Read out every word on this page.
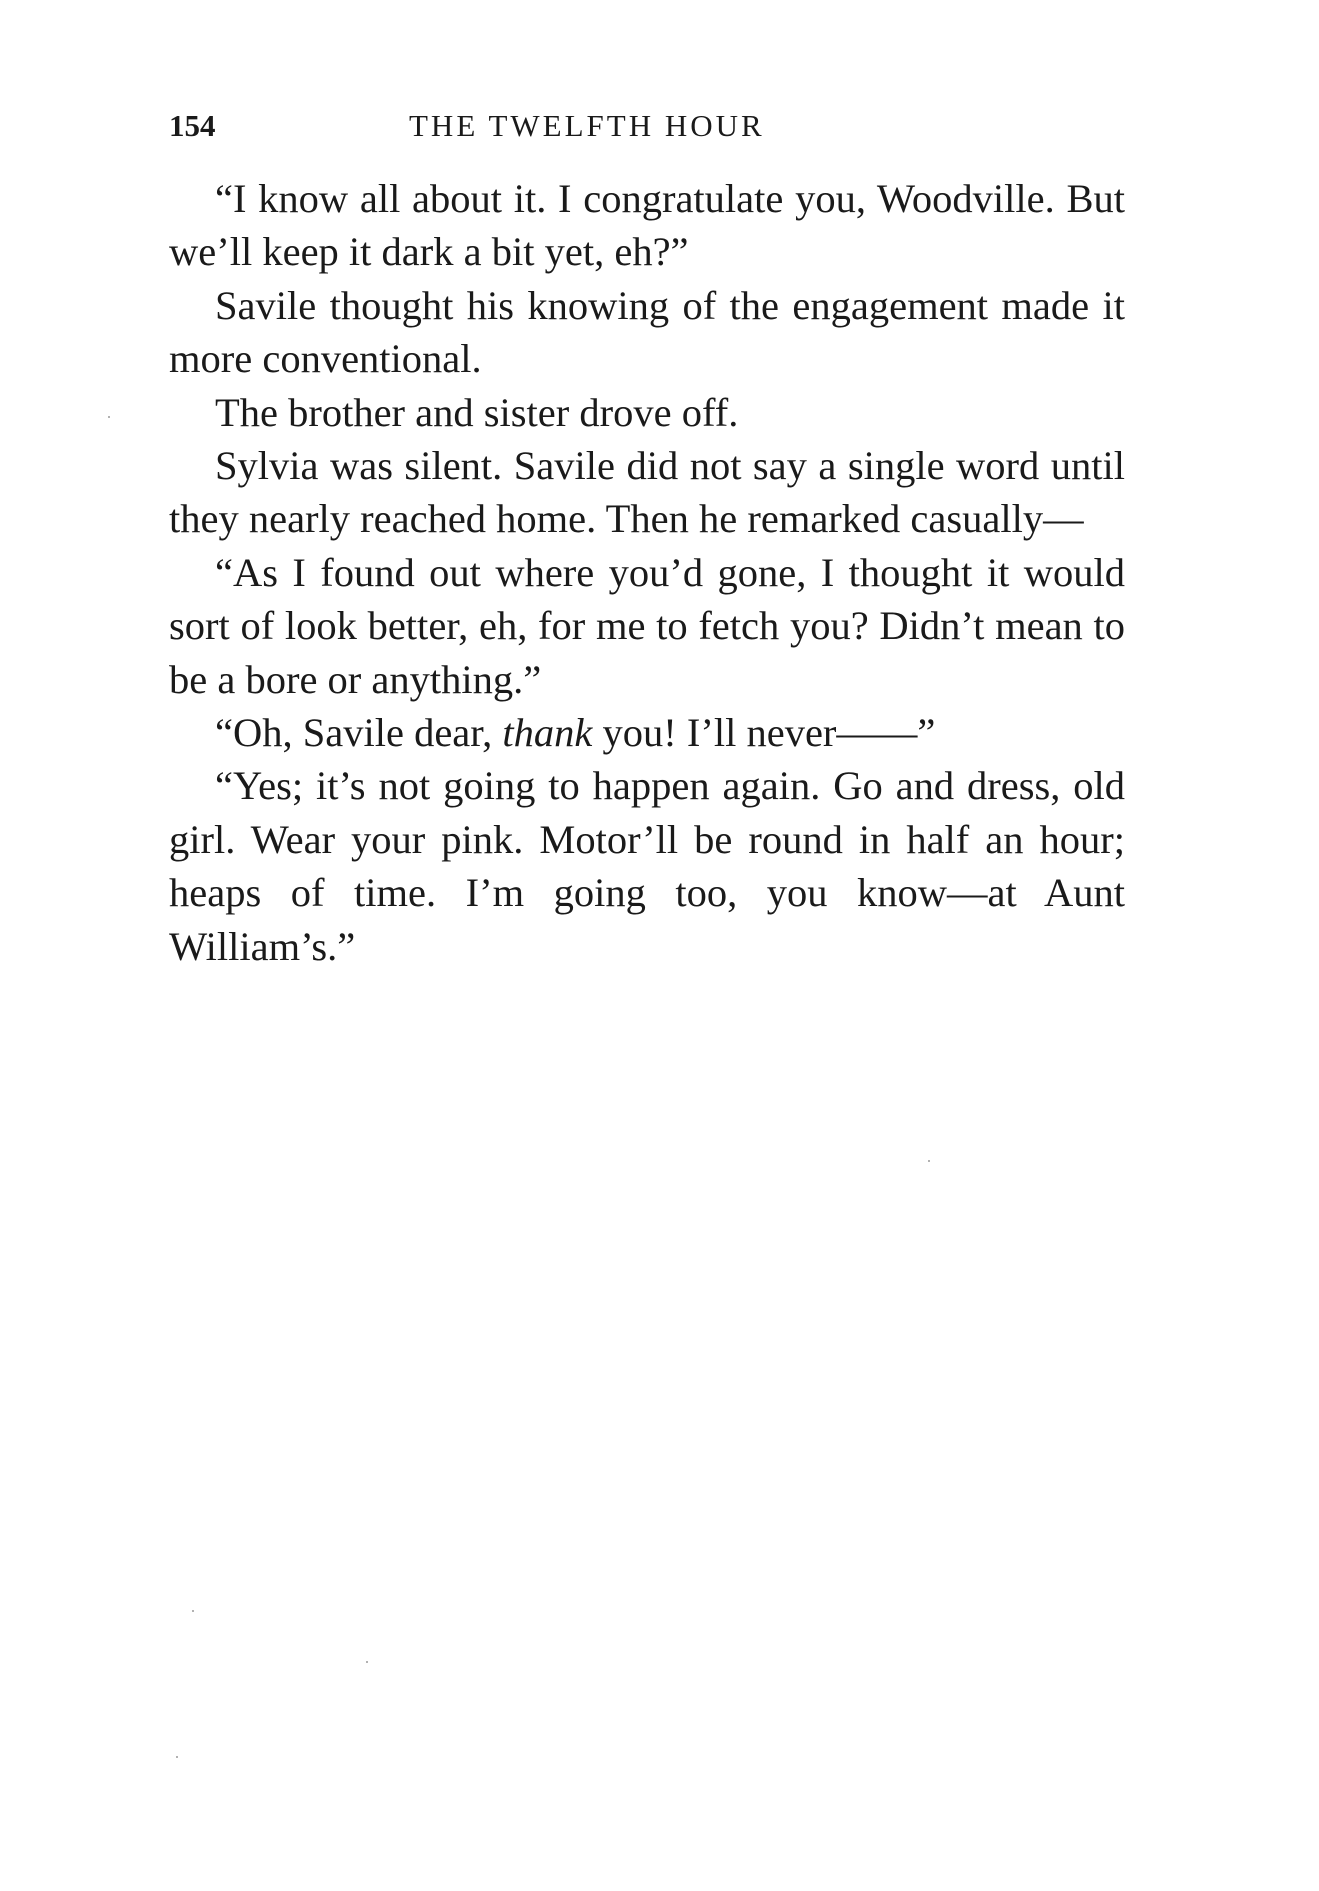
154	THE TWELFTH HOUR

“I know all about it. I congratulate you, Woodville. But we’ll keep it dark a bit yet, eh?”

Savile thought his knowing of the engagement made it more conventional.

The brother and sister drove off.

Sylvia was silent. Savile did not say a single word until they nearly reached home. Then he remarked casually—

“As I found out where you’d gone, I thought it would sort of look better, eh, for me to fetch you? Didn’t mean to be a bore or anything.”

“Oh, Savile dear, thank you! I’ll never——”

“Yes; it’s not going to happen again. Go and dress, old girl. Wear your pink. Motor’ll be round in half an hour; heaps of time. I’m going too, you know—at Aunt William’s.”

WRITTEN EXERCISE: Copy the data character for character, but drop all pictures from the copy.

RESULT OF THE EXERCISE:
Read out every word on this page.
154	THE TWELFTH HOUR

“I know all about it. I congratulate you, Woodville. But we’ll keep it dark a bit yet, eh?”

Savile thought his knowing of the engagement made it more conventional.

The brother and sister drove off.

Sylvia was silent. Savile did not say a single word until they nearly reached home. Then he remarked casually—

“As I found out where you’d gone, I thought it would sort of look better, eh, for me to fetch you? Didn’t mean to be a bore or anything.”

“Oh, Savile dear, thank you! I’ll never——”

“Yes; it’s not going to happen again. Go and dress, old girl. Wear your pink. Motor’ll be round in half an hour; heaps of time. I’m going too, you know—at Aunt William’s.”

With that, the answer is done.